(begin)

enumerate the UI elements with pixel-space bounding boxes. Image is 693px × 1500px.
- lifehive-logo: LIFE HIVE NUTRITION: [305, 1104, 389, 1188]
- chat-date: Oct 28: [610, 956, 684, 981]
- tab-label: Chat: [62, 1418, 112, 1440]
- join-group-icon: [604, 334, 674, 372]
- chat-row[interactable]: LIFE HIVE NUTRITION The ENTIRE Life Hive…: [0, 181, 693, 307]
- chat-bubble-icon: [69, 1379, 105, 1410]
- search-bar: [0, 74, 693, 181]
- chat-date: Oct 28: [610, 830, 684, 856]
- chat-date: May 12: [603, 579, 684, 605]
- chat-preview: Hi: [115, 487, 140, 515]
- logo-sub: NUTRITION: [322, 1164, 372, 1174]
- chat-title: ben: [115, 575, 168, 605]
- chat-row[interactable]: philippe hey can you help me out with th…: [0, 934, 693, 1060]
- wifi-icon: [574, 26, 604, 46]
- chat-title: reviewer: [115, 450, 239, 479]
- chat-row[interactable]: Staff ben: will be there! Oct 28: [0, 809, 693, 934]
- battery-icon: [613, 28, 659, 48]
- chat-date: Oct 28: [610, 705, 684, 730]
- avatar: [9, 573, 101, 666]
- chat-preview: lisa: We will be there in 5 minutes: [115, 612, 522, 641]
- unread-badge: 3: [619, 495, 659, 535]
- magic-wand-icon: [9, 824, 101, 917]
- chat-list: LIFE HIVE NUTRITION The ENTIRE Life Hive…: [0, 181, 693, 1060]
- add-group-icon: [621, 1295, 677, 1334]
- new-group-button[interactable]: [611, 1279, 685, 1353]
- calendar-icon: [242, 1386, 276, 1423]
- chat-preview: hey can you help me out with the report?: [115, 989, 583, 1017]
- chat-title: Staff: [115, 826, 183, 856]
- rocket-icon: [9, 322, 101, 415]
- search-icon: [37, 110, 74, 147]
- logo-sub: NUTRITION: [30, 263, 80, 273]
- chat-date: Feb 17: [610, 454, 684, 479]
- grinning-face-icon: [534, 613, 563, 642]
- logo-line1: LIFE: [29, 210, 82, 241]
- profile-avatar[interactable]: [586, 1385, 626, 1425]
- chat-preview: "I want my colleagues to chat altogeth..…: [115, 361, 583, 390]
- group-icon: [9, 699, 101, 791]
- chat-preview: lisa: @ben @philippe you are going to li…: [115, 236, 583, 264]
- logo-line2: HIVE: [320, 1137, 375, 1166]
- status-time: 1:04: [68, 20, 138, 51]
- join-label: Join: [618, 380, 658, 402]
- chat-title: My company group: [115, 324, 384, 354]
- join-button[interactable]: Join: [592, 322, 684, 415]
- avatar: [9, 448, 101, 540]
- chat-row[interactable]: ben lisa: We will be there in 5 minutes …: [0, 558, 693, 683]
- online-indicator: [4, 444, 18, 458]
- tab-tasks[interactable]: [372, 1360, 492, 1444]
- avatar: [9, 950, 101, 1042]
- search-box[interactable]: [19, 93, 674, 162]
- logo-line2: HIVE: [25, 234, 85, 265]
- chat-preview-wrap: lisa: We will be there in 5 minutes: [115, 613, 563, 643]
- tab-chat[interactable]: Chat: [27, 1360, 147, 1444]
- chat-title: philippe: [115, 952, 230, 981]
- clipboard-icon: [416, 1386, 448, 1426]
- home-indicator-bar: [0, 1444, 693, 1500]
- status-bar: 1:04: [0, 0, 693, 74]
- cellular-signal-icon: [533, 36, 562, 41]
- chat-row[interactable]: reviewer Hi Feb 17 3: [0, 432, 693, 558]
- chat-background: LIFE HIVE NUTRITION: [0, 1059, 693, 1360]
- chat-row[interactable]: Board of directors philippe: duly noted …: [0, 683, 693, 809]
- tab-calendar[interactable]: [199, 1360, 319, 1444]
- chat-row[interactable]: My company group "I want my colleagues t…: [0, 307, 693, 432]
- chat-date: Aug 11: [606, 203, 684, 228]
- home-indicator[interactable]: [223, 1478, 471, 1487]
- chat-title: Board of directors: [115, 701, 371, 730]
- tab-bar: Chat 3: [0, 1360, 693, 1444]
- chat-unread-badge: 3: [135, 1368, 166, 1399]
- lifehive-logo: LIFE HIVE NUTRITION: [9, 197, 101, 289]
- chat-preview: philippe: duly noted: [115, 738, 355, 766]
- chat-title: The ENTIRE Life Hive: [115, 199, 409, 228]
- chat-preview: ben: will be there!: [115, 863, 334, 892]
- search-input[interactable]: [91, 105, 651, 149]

(end)

Work to do: Copy all of the records above verbatim, line for line.

Written solution:
enumerate the UI elements with pixel-space bounding boxes. Image is 693px × 1500px.
- lifehive-logo: LIFE HIVE NUTRITION: [305, 1104, 389, 1188]
- chat-date: Oct 28: [610, 956, 684, 981]
- tab-label: Chat: [62, 1418, 112, 1440]
- join-group-icon: [604, 334, 674, 372]
- chat-row[interactable]: LIFE HIVE NUTRITION The ENTIRE Life Hive…: [0, 181, 693, 307]
- chat-bubble-icon: [69, 1379, 105, 1410]
- search-bar: [0, 74, 693, 181]
- chat-date: Oct 28: [610, 830, 684, 856]
- chat-date: May 12: [603, 579, 684, 605]
- chat-preview: Hi: [115, 487, 140, 515]
- logo-sub: NUTRITION: [322, 1164, 372, 1174]
- chat-title: ben: [115, 575, 168, 605]
- chat-row[interactable]: philippe hey can you help me out with th…: [0, 934, 693, 1060]
- wifi-icon: [574, 26, 604, 46]
- chat-title: reviewer: [115, 450, 239, 479]
- chat-row[interactable]: Staff ben: will be there! Oct 28: [0, 809, 693, 934]
- battery-icon: [613, 28, 659, 48]
- chat-date: Oct 28: [610, 705, 684, 730]
- avatar: [9, 573, 101, 666]
- chat-preview: lisa: We will be there in 5 minutes: [115, 612, 522, 641]
- unread-badge: 3: [619, 495, 659, 535]
- magic-wand-icon: [9, 824, 101, 917]
- chat-list: LIFE HIVE NUTRITION The ENTIRE Life Hive…: [0, 181, 693, 1060]
- add-group-icon: [621, 1295, 677, 1334]
- new-group-button[interactable]: [611, 1279, 685, 1353]
- calendar-icon: [242, 1386, 276, 1423]
- chat-preview: hey can you help me out with the report?: [115, 989, 583, 1017]
- chat-title: Staff: [115, 826, 183, 856]
- rocket-icon: [9, 322, 101, 415]
- search-icon: [37, 110, 74, 147]
- logo-sub: NUTRITION: [30, 263, 80, 273]
- chat-date: Feb 17: [610, 454, 684, 479]
- grinning-face-icon: [534, 613, 563, 642]
- logo-line1: LIFE: [29, 210, 82, 241]
- profile-avatar[interactable]: [586, 1385, 626, 1425]
- chat-preview: "I want my colleagues to chat altogeth..…: [115, 361, 583, 390]
- group-icon: [9, 699, 101, 791]
- chat-preview: lisa: @ben @philippe you are going to li…: [115, 236, 583, 264]
- logo-line2: HIVE: [320, 1137, 375, 1166]
- status-time: 1:04: [68, 20, 138, 51]
- join-label: Join: [618, 380, 658, 402]
- chat-title: My company group: [115, 324, 384, 354]
- join-button[interactable]: Join: [592, 322, 684, 415]
- avatar: [9, 448, 101, 540]
- chat-row[interactable]: ben lisa: We will be there in 5 minutes …: [0, 558, 693, 683]
- online-indicator: [4, 444, 18, 458]
- tab-tasks[interactable]: [372, 1360, 492, 1444]
- avatar: [9, 950, 101, 1042]
- search-box[interactable]: [19, 93, 674, 162]
- logo-line2: HIVE: [25, 234, 85, 265]
- chat-preview-wrap: lisa: We will be there in 5 minutes: [115, 613, 563, 643]
- tab-chat[interactable]: Chat: [27, 1360, 147, 1444]
- chat-title: philippe: [115, 952, 230, 981]
- clipboard-icon: [416, 1386, 448, 1426]
- home-indicator-bar: [0, 1444, 693, 1500]
- status-bar: 1:04: [0, 0, 693, 74]
- cellular-signal-icon: [533, 36, 562, 41]
- chat-row[interactable]: reviewer Hi Feb 17 3: [0, 432, 693, 558]
- chat-background: LIFE HIVE NUTRITION: [0, 1059, 693, 1360]
- chat-row[interactable]: Board of directors philippe: duly noted …: [0, 683, 693, 809]
- tab-calendar[interactable]: [199, 1360, 319, 1444]
- chat-row[interactable]: My company group "I want my colleagues t…: [0, 307, 693, 432]
- chat-date: Aug 11: [606, 203, 684, 228]
- home-indicator[interactable]: [223, 1478, 471, 1487]
- chat-title: Board of directors: [115, 701, 371, 730]
- tab-bar: Chat 3: [0, 1360, 693, 1444]
- chat-unread-badge: 3: [135, 1368, 166, 1399]
- lifehive-logo: LIFE HIVE NUTRITION: [9, 197, 101, 289]
- chat-preview: philippe: duly noted: [115, 738, 355, 766]
- chat-title: The ENTIRE Life Hive: [115, 199, 409, 228]
- chat-preview: ben: will be there!: [115, 863, 334, 892]
- search-input[interactable]: [91, 105, 651, 149]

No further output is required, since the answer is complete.